- [WORK TO BE COMPLETED]
Take all the material and copy it exactly.

- [MATERIAL FOR THIS TASK]
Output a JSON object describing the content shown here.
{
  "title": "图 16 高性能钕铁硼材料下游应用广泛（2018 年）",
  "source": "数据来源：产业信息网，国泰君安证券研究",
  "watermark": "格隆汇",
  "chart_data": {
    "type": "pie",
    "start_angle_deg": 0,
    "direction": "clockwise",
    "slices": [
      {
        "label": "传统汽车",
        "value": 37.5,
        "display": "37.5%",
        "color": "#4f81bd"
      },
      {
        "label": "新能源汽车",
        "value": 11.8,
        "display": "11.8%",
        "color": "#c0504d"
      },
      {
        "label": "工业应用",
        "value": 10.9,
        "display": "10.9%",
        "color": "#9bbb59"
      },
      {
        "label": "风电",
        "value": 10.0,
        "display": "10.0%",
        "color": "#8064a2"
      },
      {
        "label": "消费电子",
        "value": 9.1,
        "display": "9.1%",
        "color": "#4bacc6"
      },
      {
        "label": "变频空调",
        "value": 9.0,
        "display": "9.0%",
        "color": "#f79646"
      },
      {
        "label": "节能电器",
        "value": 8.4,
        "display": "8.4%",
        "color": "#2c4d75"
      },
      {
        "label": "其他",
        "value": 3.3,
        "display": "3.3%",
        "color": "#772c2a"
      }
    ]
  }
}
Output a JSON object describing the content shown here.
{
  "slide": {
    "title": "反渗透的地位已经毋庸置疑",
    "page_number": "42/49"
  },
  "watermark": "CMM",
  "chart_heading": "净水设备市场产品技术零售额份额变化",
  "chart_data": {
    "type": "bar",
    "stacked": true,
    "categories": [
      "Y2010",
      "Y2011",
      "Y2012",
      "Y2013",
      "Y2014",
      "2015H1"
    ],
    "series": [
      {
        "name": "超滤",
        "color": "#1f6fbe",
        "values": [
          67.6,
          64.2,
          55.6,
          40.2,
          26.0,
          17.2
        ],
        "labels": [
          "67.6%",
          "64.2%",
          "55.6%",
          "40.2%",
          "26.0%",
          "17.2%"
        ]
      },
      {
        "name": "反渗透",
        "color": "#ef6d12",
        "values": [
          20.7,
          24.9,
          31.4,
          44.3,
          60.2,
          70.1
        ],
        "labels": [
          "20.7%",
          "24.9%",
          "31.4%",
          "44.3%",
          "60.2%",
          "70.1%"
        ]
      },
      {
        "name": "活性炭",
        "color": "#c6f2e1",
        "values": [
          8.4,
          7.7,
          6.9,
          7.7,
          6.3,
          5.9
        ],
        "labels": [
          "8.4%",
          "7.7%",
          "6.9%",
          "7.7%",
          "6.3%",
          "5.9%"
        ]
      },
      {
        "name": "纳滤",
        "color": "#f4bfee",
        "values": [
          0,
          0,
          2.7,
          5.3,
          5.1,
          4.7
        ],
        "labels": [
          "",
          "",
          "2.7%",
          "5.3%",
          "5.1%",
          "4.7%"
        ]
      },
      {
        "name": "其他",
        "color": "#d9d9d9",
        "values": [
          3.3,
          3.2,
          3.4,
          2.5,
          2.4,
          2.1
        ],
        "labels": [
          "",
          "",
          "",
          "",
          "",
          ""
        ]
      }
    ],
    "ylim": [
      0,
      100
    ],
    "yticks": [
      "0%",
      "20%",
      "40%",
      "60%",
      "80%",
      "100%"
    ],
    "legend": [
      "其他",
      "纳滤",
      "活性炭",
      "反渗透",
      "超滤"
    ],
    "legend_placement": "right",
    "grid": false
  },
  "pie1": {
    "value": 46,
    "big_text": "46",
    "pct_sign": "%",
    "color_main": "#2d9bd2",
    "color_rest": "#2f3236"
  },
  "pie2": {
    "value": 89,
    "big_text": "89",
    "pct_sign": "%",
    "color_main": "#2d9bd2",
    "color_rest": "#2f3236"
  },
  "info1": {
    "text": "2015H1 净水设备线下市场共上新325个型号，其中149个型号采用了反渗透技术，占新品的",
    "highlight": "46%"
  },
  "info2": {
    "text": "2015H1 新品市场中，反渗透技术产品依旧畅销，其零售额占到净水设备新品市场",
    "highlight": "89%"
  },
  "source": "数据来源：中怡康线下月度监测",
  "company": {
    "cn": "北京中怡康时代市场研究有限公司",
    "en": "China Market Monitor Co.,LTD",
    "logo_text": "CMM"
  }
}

- [ANSWER TO THE TASK]
Output a JSON object describing the content shown here.
{
  "title": "图 16 高性能钕铁硼材料下游应用广泛（2018 年）",
  "source": "数据来源：产业信息网，国泰君安证券研究",
  "watermark": "格隆汇",
  "chart_data": {
    "type": "pie",
    "start_angle_deg": 0,
    "direction": "clockwise",
    "slices": [
      {
        "label": "传统汽车",
        "value": 37.5,
        "display": "37.5%",
        "color": "#4f81bd"
      },
      {
        "label": "新能源汽车",
        "value": 11.8,
        "display": "11.8%",
        "color": "#c0504d"
      },
      {
        "label": "工业应用",
        "value": 10.9,
        "display": "10.9%",
        "color": "#9bbb59"
      },
      {
        "label": "风电",
        "value": 10.0,
        "display": "10.0%",
        "color": "#8064a2"
      },
      {
        "label": "消费电子",
        "value": 9.1,
        "display": "9.1%",
        "color": "#4bacc6"
      },
      {
        "label": "变频空调",
        "value": 9.0,
        "display": "9.0%",
        "color": "#f79646"
      },
      {
        "label": "节能电器",
        "value": 8.4,
        "display": "8.4%",
        "color": "#2c4d75"
      },
      {
        "label": "其他",
        "value": 3.3,
        "display": "3.3%",
        "color": "#772c2a"
      }
    ]
  }
}
Output a JSON object describing the content shown here.
{
  "slide": {
    "title": "反渗透的地位已经毋庸置疑",
    "page_number": "42/49"
  },
  "watermark": "CMM",
  "chart_heading": "净水设备市场产品技术零售额份额变化",
  "chart_data": {
    "type": "bar",
    "stacked": true,
    "categories": [
      "Y2010",
      "Y2011",
      "Y2012",
      "Y2013",
      "Y2014",
      "2015H1"
    ],
    "series": [
      {
        "name": "超滤",
        "color": "#1f6fbe",
        "values": [
          67.6,
          64.2,
          55.6,
          40.2,
          26.0,
          17.2
        ],
        "labels": [
          "67.6%",
          "64.2%",
          "55.6%",
          "40.2%",
          "26.0%",
          "17.2%"
        ]
      },
      {
        "name": "反渗透",
        "color": "#ef6d12",
        "values": [
          20.7,
          24.9,
          31.4,
          44.3,
          60.2,
          70.1
        ],
        "labels": [
          "20.7%",
          "24.9%",
          "31.4%",
          "44.3%",
          "60.2%",
          "70.1%"
        ]
      },
      {
        "name": "活性炭",
        "color": "#c6f2e1",
        "values": [
          8.4,
          7.7,
          6.9,
          7.7,
          6.3,
          5.9
        ],
        "labels": [
          "8.4%",
          "7.7%",
          "6.9%",
          "7.7%",
          "6.3%",
          "5.9%"
        ]
      },
      {
        "name": "纳滤",
        "color": "#f4bfee",
        "values": [
          0,
          0,
          2.7,
          5.3,
          5.1,
          4.7
        ],
        "labels": [
          "",
          "",
          "2.7%",
          "5.3%",
          "5.1%",
          "4.7%"
        ]
      },
      {
        "name": "其他",
        "color": "#d9d9d9",
        "values": [
          3.3,
          3.2,
          3.4,
          2.5,
          2.4,
          2.1
        ],
        "labels": [
          "",
          "",
          "",
          "",
          "",
          ""
        ]
      }
    ],
    "ylim": [
      0,
      100
    ],
    "yticks": [
      "0%",
      "20%",
      "40%",
      "60%",
      "80%",
      "100%"
    ],
    "legend": [
      "其他",
      "纳滤",
      "活性炭",
      "反渗透",
      "超滤"
    ],
    "legend_placement": "right",
    "grid": false
  },
  "pie1": {
    "value": 46,
    "big_text": "46",
    "pct_sign": "%",
    "color_main": "#2d9bd2",
    "color_rest": "#2f3236"
  },
  "pie2": {
    "value": 89,
    "big_text": "89",
    "pct_sign": "%",
    "color_main": "#2d9bd2",
    "color_rest": "#2f3236"
  },
  "info1": {
    "text": "2015H1 净水设备线下市场共上新325个型号，其中149个型号采用了反渗透技术，占新品的",
    "highlight": "46%"
  },
  "info2": {
    "text": "2015H1 新品市场中，反渗透技术产品依旧畅销，其零售额占到净水设备新品市场",
    "highlight": "89%"
  },
  "source": "数据来源：中怡康线下月度监测",
  "company": {
    "cn": "北京中怡康时代市场研究有限公司",
    "en": "China Market Monitor Co.,LTD",
    "logo_text": "CMM"
  }
}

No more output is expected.